┌─ EXERCISE MATERIALS

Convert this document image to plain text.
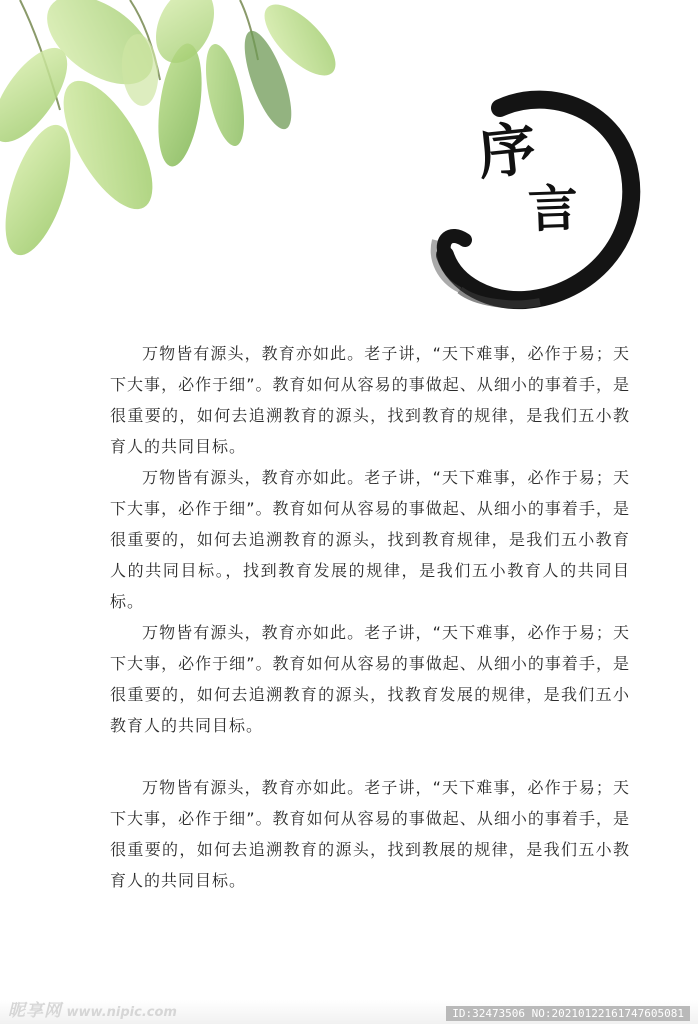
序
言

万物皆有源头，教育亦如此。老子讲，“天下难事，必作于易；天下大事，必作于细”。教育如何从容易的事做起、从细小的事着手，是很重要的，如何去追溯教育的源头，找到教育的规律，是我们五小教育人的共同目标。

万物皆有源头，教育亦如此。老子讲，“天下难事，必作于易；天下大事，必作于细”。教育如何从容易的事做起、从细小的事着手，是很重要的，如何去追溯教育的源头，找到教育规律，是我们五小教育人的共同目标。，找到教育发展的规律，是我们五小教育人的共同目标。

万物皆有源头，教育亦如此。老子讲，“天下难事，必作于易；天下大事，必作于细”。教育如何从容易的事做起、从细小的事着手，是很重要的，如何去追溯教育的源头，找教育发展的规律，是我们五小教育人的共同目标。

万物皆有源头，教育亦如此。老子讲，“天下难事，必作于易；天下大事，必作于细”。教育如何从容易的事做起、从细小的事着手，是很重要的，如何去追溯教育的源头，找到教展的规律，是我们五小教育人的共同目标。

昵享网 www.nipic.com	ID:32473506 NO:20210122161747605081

└─

◆ **PROBLEM DETAILS**:
All lines above with "教育如何从容易的事做起" in them should be returned.

◆ **CORRECT RESULT**:
万物皆有源头，教育亦如此。老子讲，“天下难事，必作于易；天下大事，必作于细”。教育如何从容易的事做起、从细小的事着手，是很重要的，如何去追溯教育的源头，找到教育的规律，是我们五小教育人的共同目标。
万物皆有源头，教育亦如此。老子讲，“天下难事，必作于易；天下大事，必作于细”。教育如何从容易的事做起、从细小的事着手，是很重要的，如何去追溯教育的源头，找到教育规律，是我们五小教育人的共同目标。，找到教育发展的规律，是我们五小教育人的共同目标。
万物皆有源头，教育亦如此。老子讲，“天下难事，必作于易；天下大事，必作于细”。教育如何从容易的事做起、从细小的事着手，是很重要的，如何去追溯教育的源头，找教育发展的规律，是我们五小教育人的共同目标。
万物皆有源头，教育亦如此。老子讲，“天下难事，必作于易；天下大事，必作于细”。教育如何从容易的事做起、从细小的事着手，是很重要的，如何去追溯教育的源头，找到教展的规律，是我们五小教育人的共同目标。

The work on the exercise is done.